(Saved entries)
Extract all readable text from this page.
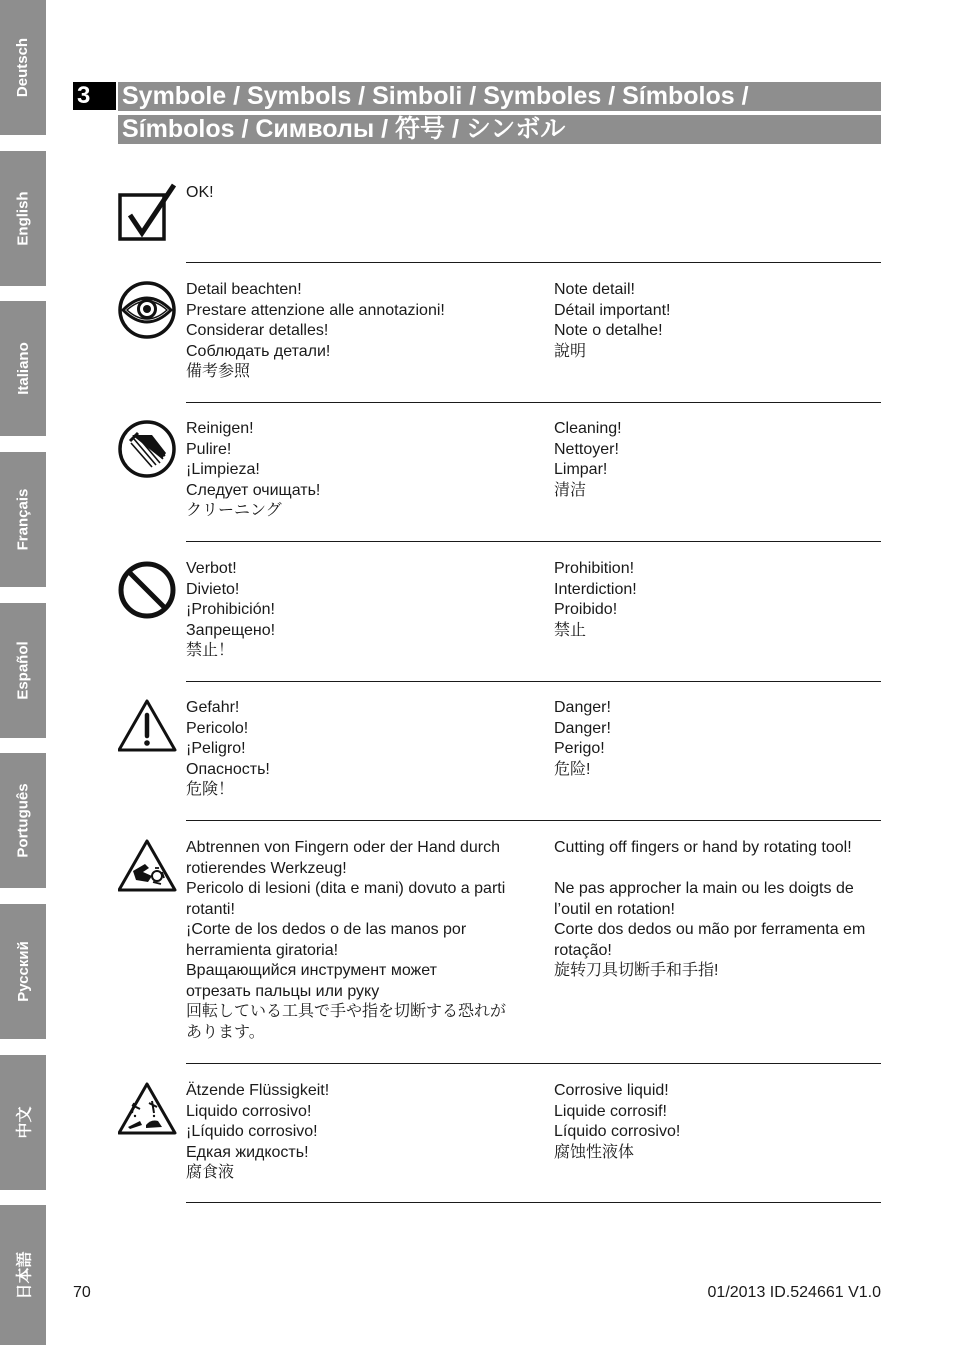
Deutsch
English
Italiano
Français
Español
Português
Русский
中文
日本語
3	Symbole / Symbols / Simboli / Symboles / Símbolos /
Símbolos / Символы / 符号 / シンボル
OK!
Detail beachten!
Prestare attenzione alle annotazioni!
Considerar detalles!
Соблюдать детали!
備考参照
Note detail!
Détail important!
Note o detalhe!
說明
Reinigen!
Pulire!
¡Limpieza!
Следует очищать!
クリーニング
Cleaning!
Nettoyer!
Limpar!
清洁
Verbot!
Divieto!
¡Prohibición!
Запрещено!
禁止！
Prohibition!
Interdiction!
Proibido!
禁止
Gefahr!
Pericolo!
¡Peligro!
Опасность!
危険！
Danger!
Danger!
Perigo!
危险!
Abtrennen von Fingern oder der Hand durch rotierendes Werkzeug!
Pericolo di lesioni (dita e mani) dovuto a parti rotanti!
¡Corte de los dedos o de las manos por herramienta giratoria!
Вращающийся инструмент может отрезать пальцы или руку
回転している工具で手や指を切断する恐れがあります。
Cutting off fingers or hand by rotating tool!
Ne pas approcher la main ou les doigts de l’outil en rotation!
Corte dos dedos ou mão por ferramenta em rotação!
旋转刀具切断手和手指!
Ätzende Flüssigkeit!
Liquido corrosivo!
¡Líquido corrosivo!
Едкая жидкость!
腐食液
Corrosive liquid!
Liquide corrosif!
Líquido corrosivo!
腐蚀性液体
70	01/2013 ID.524661 V1.0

◆ **PROBLEM DETAILS**
Transcribe the material exactly, keeping every word and none of the pictures.

◆ **TASK RESPONSE**
Extract all readable text from this page.
Deutsch
English
Italiano
Français
Español
Português
Русский
中文
日本語
3	Symbole / Symbols / Simboli / Symboles / Símbolos /
Símbolos / Символы / 符号 / シンボル
OK!
Detail beachten!
Prestare attenzione alle annotazioni!
Considerar detalles!
Соблюдать детали!
備考参照
Note detail!
Détail important!
Note o detalhe!
說明
Reinigen!
Pulire!
¡Limpieza!
Следует очищать!
クリーニング
Cleaning!
Nettoyer!
Limpar!
清洁
Verbot!
Divieto!
¡Prohibición!
Запрещено!
禁止！
Prohibition!
Interdiction!
Proibido!
禁止
Gefahr!
Pericolo!
¡Peligro!
Опасность!
危険！
Danger!
Danger!
Perigo!
危险!
Abtrennen von Fingern oder der Hand durch rotierendes Werkzeug!
Pericolo di lesioni (dita e mani) dovuto a parti rotanti!
¡Corte de los dedos o de las manos por herramienta giratoria!
Вращающийся инструмент может отрезать пальцы или руку
回転している工具で手や指を切断する恐れがあります。
Cutting off fingers or hand by rotating tool!
Ne pas approcher la main ou les doigts de l’outil en rotation!
Corte dos dedos ou mão por ferramenta em rotação!
旋转刀具切断手和手指!
Ätzende Flüssigkeit!
Liquido corrosivo!
¡Líquido corrosivo!
Едкая жидкость!
腐食液
Corrosive liquid!
Liquide corrosif!
Líquido corrosivo!
腐蚀性液体
70	01/2013 ID.524661 V1.0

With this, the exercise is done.